■ **Page**:

Wednesday, January 8, 2014

128. Titian's confession of faith as an artist

After the closure of the Vale Press in 1904, Charles Ricketts did not abandon book design. He was not only asked to design Oscar Wilde's De Profundis (1905), he also did the binding for Wilde's collected works (1908) and made illustrations and designed bindings for books by Michael Field, Gordon Bottomley, Laurence Binyon, W.B. Yeats, Bernard Shaw, and others. Almost every year, until the end of his life, he designed a book. 

However, it is quite right to state, as Nicholas Frankel does in his introduction to Charles Ricketts's Everything for Art: Selected Writings (recently released by The Rivendale Press), that Ricketts had turned his attention to other occupations, mainly painting and art criticism. Frankel reads between the lines of his farewell to the Vale Press:

We can already sense a diversification in Ricketts's interests written between the lines of the Introduction to A Bibliography. Ricketts was beginning to turn away from matters of printing and bookmaking to those broader questions of art that would preoccupy him for much of the next two decades. Indeed as the "Writings on Art" that follow show, Ricketts career as a book-designer and printer can justifiably be seen as something of a detour - albeit a vital and influential one - in a career that had begun by pressing questions about the constitution and basis of art. (p. 41)

Ricketts published three books of art criticism - The Prado and Its Masterpieces (1903), Titian (1910), and Pages on Art (1913) - and while he designed bookbindings for others in those years, he did not design these three.


Spine of Charles Ricketts, Titian (1910), printed with the series design in gold on blue buckram
With his early writings on art Ricketts introduced a symbolist influence in England. In these, and in later pieces, he stressed the importance of design, of harmony, skill and technique. According to the art historian Roger Fry, Ricketts was an exceptional writer on art, and one who 'talked of colour with such profound feeling for its imaginative significance'. Ricketts also emphasized the skill of the painter Rubens, whom he judged one of the best draftsmen (only Michelangelo was better): his figures are 'flexible solids seen in space, and influenced in their shape by the laws of balance and the actual facts of their substance'. Of all artists that he admired - Gustave Moreau, Pierre Puvis de Chavannes, Diego Vélazquez - Titian was his greatest example.


Spine of the rare dust-wrapper for Charles Ricketts, Titian (1910), printed with the series design in blue on brown paper
Nicholas Frankel writes about his love for Titian's work:

Both The Prado and Titian speak loudly of Ricketts's love of Venetian painting. But for Ricketts, Titian above all was "the father of modern interpretive painting". Both books contain judicious summations as well as startling readings of Titian's paintings, cloaked in a painterly prose that closely mirrors the experience of viewing the painting's canvas. No reproduction does justice to the textures and colours of Titian's Bacchanal, Ricketts observes for example, and poor restoration had weakened the picture by the time Ricketts viewed it in the flesh. (p. 49-50)

■ **Given task 1**:
In the post on Charles Ricketts, translate this sentence into French: "With his early writings on art Ricketts introduced a symbolist influence in England."

■ **Raw records**:

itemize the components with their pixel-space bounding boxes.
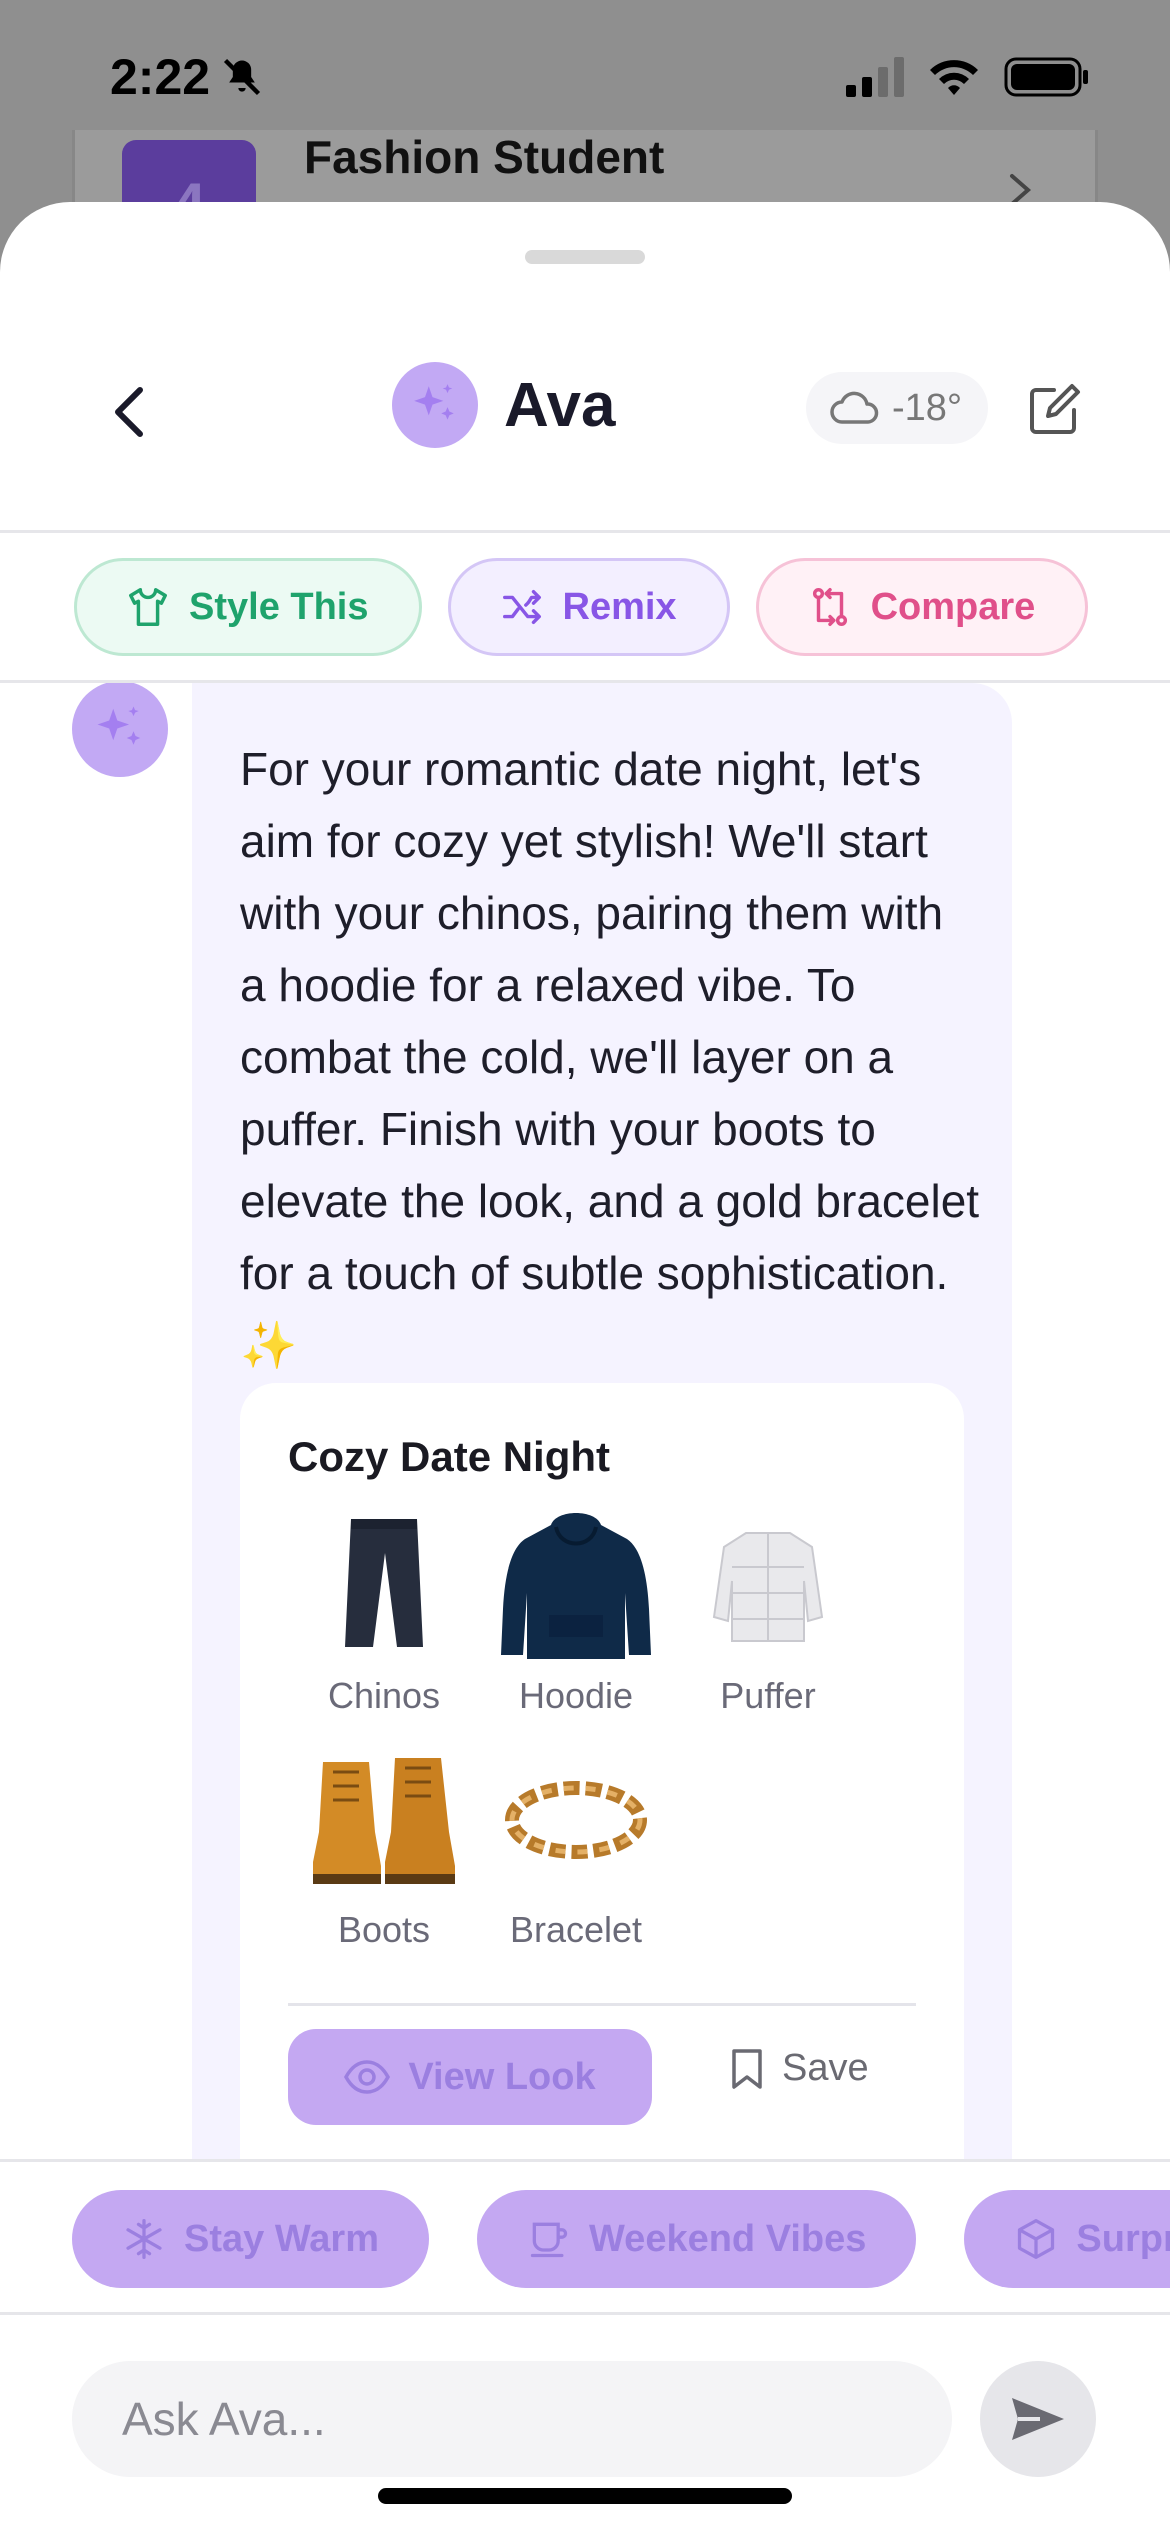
compare-icon: [812, 588, 847, 626]
sparkles-icon: [414, 384, 454, 420]
chinos-image: [304, 1503, 464, 1663]
puffer-image: [688, 1503, 848, 1663]
coffee-icon: [530, 2222, 568, 2258]
sheet-grabber[interactable]: [525, 250, 645, 264]
suggestion-stay-warm[interactable]: Stay Warm: [72, 2190, 429, 2288]
bookmark-icon: [732, 2048, 762, 2089]
snowflake-icon: [126, 2219, 162, 2259]
chat-header: Ava -18°: [0, 352, 1170, 472]
outfit-item-bracelet[interactable]: Bracelet: [480, 1737, 672, 1951]
item-label: Chinos: [327, 1675, 441, 1716]
send-icon: [1012, 2398, 1064, 2440]
style-this-label: Style This: [189, 585, 369, 628]
compare-label: Compare: [870, 585, 1036, 628]
hoodie-image: [496, 1503, 656, 1663]
header-divider: [0, 530, 1170, 533]
avatar: [392, 362, 478, 448]
save-button[interactable]: Save: [730, 2047, 869, 2090]
shuffle-icon: [502, 589, 541, 625]
weather-temperature: -18°: [892, 386, 963, 429]
suggestions-bar[interactable]: Stay Warm Weekend Vibes Surpri: [0, 2159, 1170, 2315]
item-label: Bracelet: [509, 1909, 643, 1950]
assistant-message-bubble: For your romantic date night, let's aim …: [192, 683, 1012, 2361]
dice-icon: [1018, 2219, 1055, 2259]
save-label: Save: [782, 2047, 869, 2089]
view-look-label: View Look: [408, 2055, 596, 2098]
outfit-item-chinos[interactable]: Chinos: [288, 1503, 480, 1717]
cellular-signal-icon: [846, 57, 904, 97]
outfit-card-divider: [288, 2003, 916, 2006]
new-chat-button[interactable]: [1024, 380, 1084, 440]
send-button[interactable]: [980, 2361, 1096, 2477]
view-look-button[interactable]: View Look: [288, 2029, 652, 2125]
wifi-icon: [930, 60, 978, 95]
item-label: Puffer: [720, 1675, 816, 1716]
suggestion-weekend-vibes[interactable]: Weekend Vibes: [477, 2190, 917, 2288]
suggestion-label: Weekend Vibes: [589, 2217, 867, 2260]
assistant-avatar: [72, 683, 168, 777]
background-app-title: Fashion Student: [304, 131, 665, 183]
remix-button[interactable]: Remix: [447, 558, 730, 656]
ask-input[interactable]: [72, 2361, 952, 2477]
back-button[interactable]: [100, 382, 160, 442]
compare-button[interactable]: Compare: [755, 558, 1089, 656]
status-bar: 2:22: [0, 0, 1170, 150]
cloud-icon: [830, 391, 879, 424]
item-label: Hoodie: [518, 1675, 634, 1716]
bell-slash-icon: [224, 58, 261, 96]
suggestion-label: Surpri: [1076, 2217, 1170, 2260]
assistant-name: Ava: [504, 370, 616, 440]
action-chips: Style This Remix Compare: [74, 558, 1089, 656]
outfit-item-puffer[interactable]: Puffer: [672, 1503, 864, 1717]
chat-area[interactable]: For your romantic date night, let's aim …: [0, 683, 1170, 2361]
chevron-left-icon: [115, 387, 143, 437]
status-time: 2:22: [110, 49, 211, 105]
eye-icon: [344, 2060, 391, 2094]
suggestion-surprise[interactable]: Surpri: [964, 2190, 1170, 2288]
compose-icon: [1030, 384, 1080, 434]
outfit-item-hoodie[interactable]: Hoodie: [480, 1503, 672, 1717]
shirt-icon: [129, 588, 167, 626]
outfit-item-boots[interactable]: Boots: [288, 1737, 480, 1951]
battery-icon: [1004, 57, 1088, 97]
style-this-button[interactable]: Style This: [74, 558, 422, 656]
sparkles-icon: [97, 706, 141, 745]
home-indicator[interactable]: [378, 2488, 792, 2504]
outfit-items: Chinos Hoodie Puffer Boots Bracelet: [288, 1503, 928, 1951]
outfit-title: Cozy Date Night: [288, 1433, 611, 1480]
suggestion-label: Stay Warm: [184, 2217, 379, 2260]
item-label: Boots: [337, 1909, 431, 1950]
weather-pill: -18°: [806, 372, 989, 444]
remix-label: Remix: [562, 585, 677, 628]
bracelet-image: [496, 1737, 656, 1897]
boots-image: [304, 1737, 464, 1897]
assistant-message-text: For your romantic date night, let's aim …: [240, 743, 980, 1371]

■ **Given task 2**:
In the records above, repeat the lines word for word, starting at the line containing "compare-icon: [812, 588, 847, 626]" and ending at the line containing "assistant-message-bubble: For your", both included.

■ **Correct output 1**:
Avec ses premiers écrits sur l'art, Ricketts introduisit une influence symboliste en Angleterre.

■ **Correct output 2**:
compare-icon: [812, 588, 847, 626]
sparkles-icon: [414, 384, 454, 420]
chinos-image: [304, 1503, 464, 1663]
puffer-image: [688, 1503, 848, 1663]
coffee-icon: [530, 2222, 568, 2258]
sheet-grabber[interactable]: [525, 250, 645, 264]
suggestion-stay-warm[interactable]: Stay Warm: [72, 2190, 429, 2288]
bookmark-icon: [732, 2048, 762, 2089]
snowflake-icon: [126, 2219, 162, 2259]
chat-header: Ava -18°: [0, 352, 1170, 472]
outfit-item-bracelet[interactable]: Bracelet: [480, 1737, 672, 1951]
item-label: Chinos: [327, 1675, 441, 1716]
send-icon: [1012, 2398, 1064, 2440]
style-this-label: Style This: [189, 585, 369, 628]
compare-label: Compare: [870, 585, 1036, 628]
hoodie-image: [496, 1503, 656, 1663]
header-divider: [0, 530, 1170, 533]
avatar: [392, 362, 478, 448]
save-button[interactable]: Save: [730, 2047, 869, 2090]
shuffle-icon: [502, 589, 541, 625]
weather-temperature: -18°: [892, 386, 963, 429]
suggestions-bar[interactable]: Stay Warm Weekend Vibes Surpri: [0, 2159, 1170, 2315]
item-label: Bracelet: [509, 1909, 643, 1950]
assistant-message-bubble: For your romantic date night, let's aim …: [192, 683, 1012, 2361]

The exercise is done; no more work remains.